■ **THE TASK**:
Identify and copy all lines of the material where the string "お客様の" is found.

■ **PROVIDED RECORDS**:

--------

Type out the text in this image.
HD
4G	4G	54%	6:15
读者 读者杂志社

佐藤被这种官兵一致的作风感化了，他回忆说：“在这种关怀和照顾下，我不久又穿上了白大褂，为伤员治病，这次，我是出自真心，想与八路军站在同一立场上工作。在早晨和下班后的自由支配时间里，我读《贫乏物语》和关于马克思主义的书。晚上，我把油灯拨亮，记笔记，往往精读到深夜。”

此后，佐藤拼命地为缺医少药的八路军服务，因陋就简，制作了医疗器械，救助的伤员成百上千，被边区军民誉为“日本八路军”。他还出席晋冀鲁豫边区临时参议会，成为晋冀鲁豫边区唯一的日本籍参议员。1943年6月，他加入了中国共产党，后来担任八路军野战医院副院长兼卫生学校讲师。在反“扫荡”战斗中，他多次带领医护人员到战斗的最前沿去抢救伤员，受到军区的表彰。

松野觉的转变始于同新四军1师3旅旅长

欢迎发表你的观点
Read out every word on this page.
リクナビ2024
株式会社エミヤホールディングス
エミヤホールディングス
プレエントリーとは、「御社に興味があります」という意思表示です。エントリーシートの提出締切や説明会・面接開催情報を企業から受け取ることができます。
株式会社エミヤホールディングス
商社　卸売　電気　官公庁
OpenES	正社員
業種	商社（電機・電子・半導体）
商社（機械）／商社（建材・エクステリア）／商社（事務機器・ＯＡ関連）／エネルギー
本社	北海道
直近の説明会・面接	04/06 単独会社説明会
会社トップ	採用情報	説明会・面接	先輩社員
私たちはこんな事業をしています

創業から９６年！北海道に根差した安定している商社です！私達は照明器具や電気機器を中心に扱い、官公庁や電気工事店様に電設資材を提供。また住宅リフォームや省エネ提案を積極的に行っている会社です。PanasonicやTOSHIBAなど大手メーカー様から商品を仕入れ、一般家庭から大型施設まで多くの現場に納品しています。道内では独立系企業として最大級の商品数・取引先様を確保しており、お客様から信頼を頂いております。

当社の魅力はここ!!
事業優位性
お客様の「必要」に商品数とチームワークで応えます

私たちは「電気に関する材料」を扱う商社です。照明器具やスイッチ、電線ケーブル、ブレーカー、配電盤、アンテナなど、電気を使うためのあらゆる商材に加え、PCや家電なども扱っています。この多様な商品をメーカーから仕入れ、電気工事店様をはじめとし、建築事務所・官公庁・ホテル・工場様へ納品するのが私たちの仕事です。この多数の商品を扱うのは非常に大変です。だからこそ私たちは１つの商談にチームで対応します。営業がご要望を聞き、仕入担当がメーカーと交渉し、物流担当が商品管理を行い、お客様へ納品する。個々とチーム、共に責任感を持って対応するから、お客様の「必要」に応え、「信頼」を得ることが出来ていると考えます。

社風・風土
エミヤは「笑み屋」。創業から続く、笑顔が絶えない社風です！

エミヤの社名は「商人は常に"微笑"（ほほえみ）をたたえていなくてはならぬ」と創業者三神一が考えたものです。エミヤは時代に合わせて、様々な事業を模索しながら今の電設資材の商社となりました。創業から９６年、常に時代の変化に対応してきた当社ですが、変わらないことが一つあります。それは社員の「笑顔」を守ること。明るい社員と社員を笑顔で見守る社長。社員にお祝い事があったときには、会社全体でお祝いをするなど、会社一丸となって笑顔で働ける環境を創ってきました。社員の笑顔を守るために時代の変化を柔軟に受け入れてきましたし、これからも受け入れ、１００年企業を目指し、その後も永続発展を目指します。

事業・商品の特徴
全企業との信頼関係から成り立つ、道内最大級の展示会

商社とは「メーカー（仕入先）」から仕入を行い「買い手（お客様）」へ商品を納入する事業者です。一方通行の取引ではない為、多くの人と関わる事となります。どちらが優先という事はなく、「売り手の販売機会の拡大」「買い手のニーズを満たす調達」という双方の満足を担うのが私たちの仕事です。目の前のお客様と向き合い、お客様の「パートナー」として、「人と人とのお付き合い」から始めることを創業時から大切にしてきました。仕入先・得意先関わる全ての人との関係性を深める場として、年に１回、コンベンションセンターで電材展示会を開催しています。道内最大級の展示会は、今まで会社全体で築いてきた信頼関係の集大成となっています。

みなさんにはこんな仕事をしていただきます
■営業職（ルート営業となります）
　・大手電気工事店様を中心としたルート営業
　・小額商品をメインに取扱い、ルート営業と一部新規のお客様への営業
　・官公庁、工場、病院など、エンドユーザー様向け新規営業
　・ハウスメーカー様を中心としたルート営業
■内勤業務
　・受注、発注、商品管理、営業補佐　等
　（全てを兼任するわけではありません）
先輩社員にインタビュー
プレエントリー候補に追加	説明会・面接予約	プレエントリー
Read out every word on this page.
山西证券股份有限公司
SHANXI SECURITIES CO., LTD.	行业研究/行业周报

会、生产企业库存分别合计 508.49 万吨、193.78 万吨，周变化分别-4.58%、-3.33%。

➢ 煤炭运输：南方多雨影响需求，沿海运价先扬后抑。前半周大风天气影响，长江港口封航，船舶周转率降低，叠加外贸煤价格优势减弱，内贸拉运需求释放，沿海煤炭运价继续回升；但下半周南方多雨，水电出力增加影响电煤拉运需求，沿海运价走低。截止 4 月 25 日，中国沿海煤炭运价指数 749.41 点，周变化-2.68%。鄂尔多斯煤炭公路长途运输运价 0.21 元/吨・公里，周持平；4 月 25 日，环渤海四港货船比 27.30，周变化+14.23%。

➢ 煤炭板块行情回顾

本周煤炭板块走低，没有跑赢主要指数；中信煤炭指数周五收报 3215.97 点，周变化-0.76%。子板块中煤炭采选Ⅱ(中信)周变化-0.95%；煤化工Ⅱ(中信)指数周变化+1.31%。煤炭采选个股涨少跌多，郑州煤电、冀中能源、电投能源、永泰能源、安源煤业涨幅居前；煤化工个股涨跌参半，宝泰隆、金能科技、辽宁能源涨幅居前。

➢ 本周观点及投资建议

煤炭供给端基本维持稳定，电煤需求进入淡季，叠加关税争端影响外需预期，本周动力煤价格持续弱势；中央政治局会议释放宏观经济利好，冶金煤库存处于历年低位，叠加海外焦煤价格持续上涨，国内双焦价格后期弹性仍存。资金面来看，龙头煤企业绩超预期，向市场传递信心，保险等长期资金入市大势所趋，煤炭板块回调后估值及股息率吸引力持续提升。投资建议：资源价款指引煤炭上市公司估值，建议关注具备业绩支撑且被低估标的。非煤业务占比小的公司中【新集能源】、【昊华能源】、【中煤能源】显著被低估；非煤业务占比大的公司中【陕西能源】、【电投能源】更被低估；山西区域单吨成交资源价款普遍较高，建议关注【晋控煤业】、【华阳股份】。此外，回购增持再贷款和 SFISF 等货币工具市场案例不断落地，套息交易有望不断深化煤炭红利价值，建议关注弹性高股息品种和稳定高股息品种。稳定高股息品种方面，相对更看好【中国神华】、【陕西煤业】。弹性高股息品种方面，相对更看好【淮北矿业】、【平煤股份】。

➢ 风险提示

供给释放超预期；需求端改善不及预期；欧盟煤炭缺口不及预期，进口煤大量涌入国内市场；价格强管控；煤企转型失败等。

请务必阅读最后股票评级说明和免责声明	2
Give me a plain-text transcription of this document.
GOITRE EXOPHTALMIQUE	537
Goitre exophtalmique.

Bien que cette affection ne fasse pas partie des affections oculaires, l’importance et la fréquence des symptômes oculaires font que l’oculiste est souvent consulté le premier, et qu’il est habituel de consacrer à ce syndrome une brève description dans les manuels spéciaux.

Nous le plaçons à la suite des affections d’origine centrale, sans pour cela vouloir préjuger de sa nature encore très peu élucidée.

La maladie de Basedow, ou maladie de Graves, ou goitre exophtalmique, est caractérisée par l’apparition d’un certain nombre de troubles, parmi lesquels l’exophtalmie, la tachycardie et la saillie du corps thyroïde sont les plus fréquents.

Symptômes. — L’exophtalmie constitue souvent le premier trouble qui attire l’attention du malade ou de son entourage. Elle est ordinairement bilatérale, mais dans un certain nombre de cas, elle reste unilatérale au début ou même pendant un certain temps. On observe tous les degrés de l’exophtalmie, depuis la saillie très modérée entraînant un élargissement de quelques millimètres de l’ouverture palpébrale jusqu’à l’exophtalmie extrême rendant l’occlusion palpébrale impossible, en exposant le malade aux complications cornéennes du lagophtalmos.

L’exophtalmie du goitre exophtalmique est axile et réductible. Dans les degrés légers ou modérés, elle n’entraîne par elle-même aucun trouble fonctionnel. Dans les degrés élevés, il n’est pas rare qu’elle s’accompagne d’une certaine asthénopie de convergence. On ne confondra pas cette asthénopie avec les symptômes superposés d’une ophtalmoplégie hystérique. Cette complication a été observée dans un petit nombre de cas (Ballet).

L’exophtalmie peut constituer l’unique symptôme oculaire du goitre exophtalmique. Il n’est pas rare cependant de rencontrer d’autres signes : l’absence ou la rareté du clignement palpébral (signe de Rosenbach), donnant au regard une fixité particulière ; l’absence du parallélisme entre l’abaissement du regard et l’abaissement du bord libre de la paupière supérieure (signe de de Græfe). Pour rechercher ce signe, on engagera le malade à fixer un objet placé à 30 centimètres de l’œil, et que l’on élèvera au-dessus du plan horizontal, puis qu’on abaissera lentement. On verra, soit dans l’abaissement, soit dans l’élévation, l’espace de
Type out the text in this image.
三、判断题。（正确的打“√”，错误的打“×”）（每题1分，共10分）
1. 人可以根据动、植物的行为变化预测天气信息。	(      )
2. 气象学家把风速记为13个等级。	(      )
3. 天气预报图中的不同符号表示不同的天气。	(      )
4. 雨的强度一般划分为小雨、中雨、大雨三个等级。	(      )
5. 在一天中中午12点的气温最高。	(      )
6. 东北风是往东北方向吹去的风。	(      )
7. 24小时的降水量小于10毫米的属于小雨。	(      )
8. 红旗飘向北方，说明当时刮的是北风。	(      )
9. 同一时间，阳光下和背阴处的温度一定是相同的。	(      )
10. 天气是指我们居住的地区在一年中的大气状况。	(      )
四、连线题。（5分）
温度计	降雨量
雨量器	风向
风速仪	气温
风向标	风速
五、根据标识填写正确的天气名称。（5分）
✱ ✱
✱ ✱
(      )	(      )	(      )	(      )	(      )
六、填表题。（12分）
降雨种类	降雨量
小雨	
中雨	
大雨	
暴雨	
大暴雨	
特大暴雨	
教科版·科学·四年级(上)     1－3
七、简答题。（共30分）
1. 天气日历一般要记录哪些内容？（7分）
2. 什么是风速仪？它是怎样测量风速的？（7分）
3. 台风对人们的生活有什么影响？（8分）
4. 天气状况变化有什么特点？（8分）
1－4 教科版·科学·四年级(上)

--------

■ **EXERCISE SOLUTION**:
お客様の「必要」に商品数とチームワークで応えます
私たちは「電気に関する材料」を扱う商社です。照明器具やスイッチ、電線ケーブル、ブレーカー、配電盤、アンテナなど、電気を使うためのあらゆる商材に加え、PCや家電なども扱っています。この多様な商品をメーカーから仕入れ、電気工事店様をはじめとし、建築事務所・官公庁・ホテル・工場様へ納品するのが私たちの仕事です。この多数の商品を扱うのは非常に大変です。だからこそ私たちは１つの商談にチームで対応します。営業がご要望を聞き、仕入担当がメーカーと交渉し、物流担当が商品管理を行い、お客様へ納品する。個々とチーム、共に責任感を持って対応するから、お客様の「必要」に応え、「信頼」を得ることが出来ていると考えます。
商社とは「メーカー（仕入先）」から仕入を行い「買い手（お客様）」へ商品を納入する事業者です。一方通行の取引ではない為、多くの人と関わる事となります。どちらが優先という事はなく、「売り手の販売機会の拡大」「買い手のニーズを満たす調達」という双方の満足を担うのが私たちの仕事です。目の前のお客様と向き合い、お客様の「パートナー」として、「人と人とのお付き合い」から始めることを創業時から大切にしてきました。仕入先・得意先関わる全ての人との関係性を深める場として、年に１回、コンベンションセンターで電材展示会を開催しています。道内最大級の展示会は、今まで会社全体で築いてきた信頼関係の集大成となっています。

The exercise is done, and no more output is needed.